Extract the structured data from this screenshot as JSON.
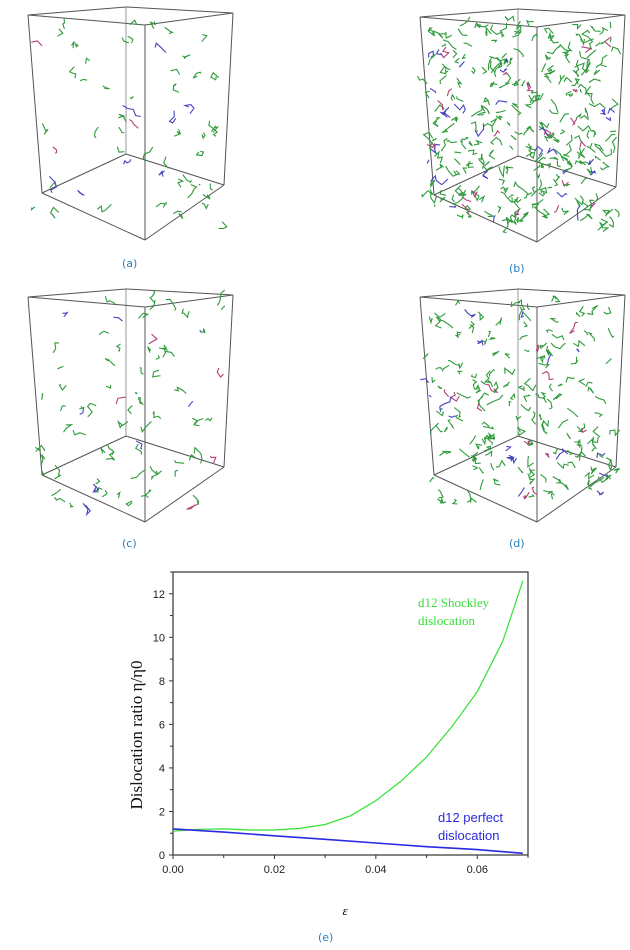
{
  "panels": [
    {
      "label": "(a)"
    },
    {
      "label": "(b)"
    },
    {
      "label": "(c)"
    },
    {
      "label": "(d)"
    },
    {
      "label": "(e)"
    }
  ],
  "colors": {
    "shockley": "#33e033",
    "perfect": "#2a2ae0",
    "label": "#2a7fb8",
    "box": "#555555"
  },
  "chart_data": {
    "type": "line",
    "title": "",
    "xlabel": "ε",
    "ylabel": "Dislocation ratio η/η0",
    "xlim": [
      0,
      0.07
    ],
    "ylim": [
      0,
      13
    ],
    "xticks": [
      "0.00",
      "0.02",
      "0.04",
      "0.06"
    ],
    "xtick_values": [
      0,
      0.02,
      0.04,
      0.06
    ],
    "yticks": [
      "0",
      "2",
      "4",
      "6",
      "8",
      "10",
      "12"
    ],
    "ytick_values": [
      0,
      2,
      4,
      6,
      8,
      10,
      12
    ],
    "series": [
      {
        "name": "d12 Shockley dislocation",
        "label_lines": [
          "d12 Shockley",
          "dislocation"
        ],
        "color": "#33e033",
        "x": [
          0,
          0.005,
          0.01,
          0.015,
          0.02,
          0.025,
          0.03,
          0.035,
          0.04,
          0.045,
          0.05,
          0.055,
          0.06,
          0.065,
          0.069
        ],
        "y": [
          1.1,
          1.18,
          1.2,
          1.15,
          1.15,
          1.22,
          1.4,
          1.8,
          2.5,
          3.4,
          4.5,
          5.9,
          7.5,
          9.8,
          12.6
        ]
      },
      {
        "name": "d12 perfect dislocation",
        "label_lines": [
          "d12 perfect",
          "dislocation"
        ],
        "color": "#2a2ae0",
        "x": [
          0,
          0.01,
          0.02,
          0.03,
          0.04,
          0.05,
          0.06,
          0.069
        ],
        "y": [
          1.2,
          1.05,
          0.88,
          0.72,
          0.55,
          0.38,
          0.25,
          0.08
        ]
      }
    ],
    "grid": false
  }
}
----
WHAT YOU WILL DO: Repeat verbatim all the material, but not the pictures.

SOLUTION FOR THIS TASK:
Extract the structured data from this screenshot as JSON.
{
  "panels": [
    {
      "label": "(a)"
    },
    {
      "label": "(b)"
    },
    {
      "label": "(c)"
    },
    {
      "label": "(d)"
    },
    {
      "label": "(e)"
    }
  ],
  "colors": {
    "shockley": "#33e033",
    "perfect": "#2a2ae0",
    "label": "#2a7fb8",
    "box": "#555555"
  },
  "chart_data": {
    "type": "line",
    "title": "",
    "xlabel": "ε",
    "ylabel": "Dislocation ratio η/η0",
    "xlim": [
      0,
      0.07
    ],
    "ylim": [
      0,
      13
    ],
    "xticks": [
      "0.00",
      "0.02",
      "0.04",
      "0.06"
    ],
    "xtick_values": [
      0,
      0.02,
      0.04,
      0.06
    ],
    "yticks": [
      "0",
      "2",
      "4",
      "6",
      "8",
      "10",
      "12"
    ],
    "ytick_values": [
      0,
      2,
      4,
      6,
      8,
      10,
      12
    ],
    "series": [
      {
        "name": "d12 Shockley dislocation",
        "label_lines": [
          "d12 Shockley",
          "dislocation"
        ],
        "color": "#33e033",
        "x": [
          0,
          0.005,
          0.01,
          0.015,
          0.02,
          0.025,
          0.03,
          0.035,
          0.04,
          0.045,
          0.05,
          0.055,
          0.06,
          0.065,
          0.069
        ],
        "y": [
          1.1,
          1.18,
          1.2,
          1.15,
          1.15,
          1.22,
          1.4,
          1.8,
          2.5,
          3.4,
          4.5,
          5.9,
          7.5,
          9.8,
          12.6
        ]
      },
      {
        "name": "d12 perfect dislocation",
        "label_lines": [
          "d12 perfect",
          "dislocation"
        ],
        "color": "#2a2ae0",
        "x": [
          0,
          0.01,
          0.02,
          0.03,
          0.04,
          0.05,
          0.06,
          0.069
        ],
        "y": [
          1.2,
          1.05,
          0.88,
          0.72,
          0.55,
          0.38,
          0.25,
          0.08
        ]
      }
    ],
    "grid": false
  }
}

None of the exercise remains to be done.